Transcript entries for document pages
-=-=-
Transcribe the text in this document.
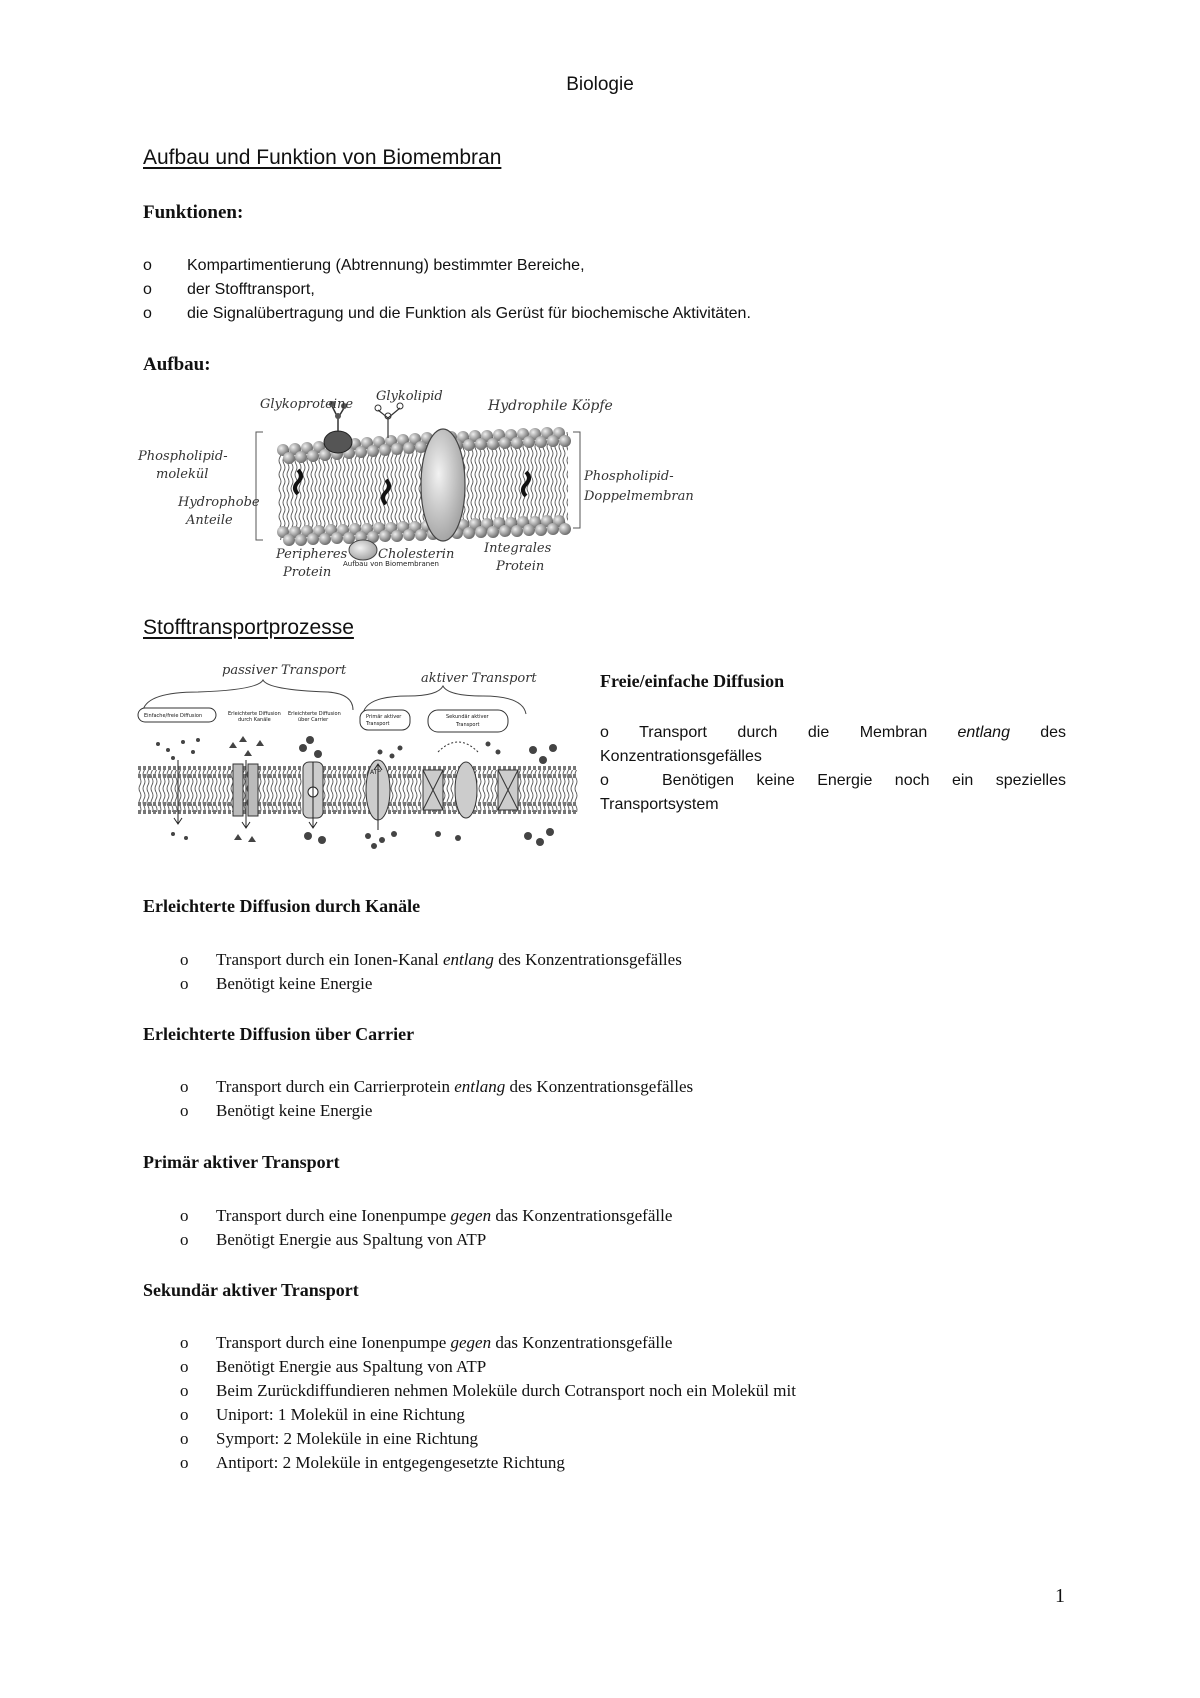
Biologie
Aufbau und Funktion von Biomembran
Funktionen:
o Kompartimentierung (Abtrennung) bestimmter Bereiche,
o der Stofftransport,
o die Signalübertragung und die Funktion als Gerüst für biochemische Aktivitäten.
Aufbau:
Glykoproteine
Glykolipid
Hydrophile Köpfe
Phospholipid-
molekül
Hydrophobe
Anteile
Phospholipid-
Doppelmembran
Cholesterin
Peripheres
Protein
Integrales
Protein
Aufbau von Biomembranen
Stofftransportprozesse
passiver Transport
aktiver Transport
Einfache/freie Diffusion	Erleichterte Diffusion
durch Kanäle
Erleichterte Diffusion
über Carrier	Primär aktiver
Transport
Sekundär aktiver
Transport
ATP
Freie/einfache Diffusion
o Transport durch die Membran entlang des
Konzentrationsgefälles
o	Benötigen keine Energie noch ein spezielles
Transportsystem
Erleichterte Diffusion durch Kanäle
o Transport durch ein Ionen-Kanal entlang des Konzentrationsgefälles
o Benötigt keine Energie
Erleichterte Diffusion über Carrier
o Transport durch ein Carrierprotein entlang des Konzentrationsgefälles
o Benötigt keine Energie
Primär aktiver Transport
o Transport durch eine Ionenpumpe gegen das Konzentrationsgefälle
o Benötigt Energie aus Spaltung von ATP
Sekundär aktiver Transport
o Transport durch eine Ionenpumpe gegen das Konzentrationsgefälle
o Benötigt Energie aus Spaltung von ATP
o Beim Zurückdiffundieren nehmen Moleküle durch Cotransport noch ein Molekül mit
o Uniport: 1 Molekül in eine Richtung
o Symport: 2 Moleküle in eine Richtung
o Antiport: 2 Moleküle in entgegengesetzte Richtung
1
-=-=-
** What you should do **
Give back the entries verbatim. Do not include any picture.

** Response **
Transcribe the text in this document.
Biologie
Aufbau und Funktion von Biomembran
Funktionen:
o Kompartimentierung (Abtrennung) bestimmter Bereiche,
o der Stofftransport,
o die Signalübertragung und die Funktion als Gerüst für biochemische Aktivitäten.
Aufbau:
Glykoproteine
Glykolipid
Hydrophile Köpfe
Phospholipid-
molekül
Hydrophobe
Anteile
Phospholipid-
Doppelmembran
Cholesterin
Peripheres
Protein
Integrales
Protein
Aufbau von Biomembranen
Stofftransportprozesse
passiver Transport
aktiver Transport
Einfache/freie Diffusion	Erleichterte Diffusion
durch Kanäle
Erleichterte Diffusion
über Carrier	Primär aktiver
Transport
Sekundär aktiver
Transport
ATP
Freie/einfache Diffusion
o Transport durch die Membran entlang des
Konzentrationsgefälles
o	Benötigen keine Energie noch ein spezielles
Transportsystem
Erleichterte Diffusion durch Kanäle
o Transport durch ein Ionen-Kanal entlang des Konzentrationsgefälles
o Benötigt keine Energie
Erleichterte Diffusion über Carrier
o Transport durch ein Carrierprotein entlang des Konzentrationsgefälles
o Benötigt keine Energie
Primär aktiver Transport
o Transport durch eine Ionenpumpe gegen das Konzentrationsgefälle
o Benötigt Energie aus Spaltung von ATP
Sekundär aktiver Transport
o Transport durch eine Ionenpumpe gegen das Konzentrationsgefälle
o Benötigt Energie aus Spaltung von ATP
o Beim Zurückdiffundieren nehmen Moleküle durch Cotransport noch ein Molekül mit
o Uniport: 1 Molekül in eine Richtung
o Symport: 2 Moleküle in eine Richtung
o Antiport: 2 Moleküle in entgegengesetzte Richtung
1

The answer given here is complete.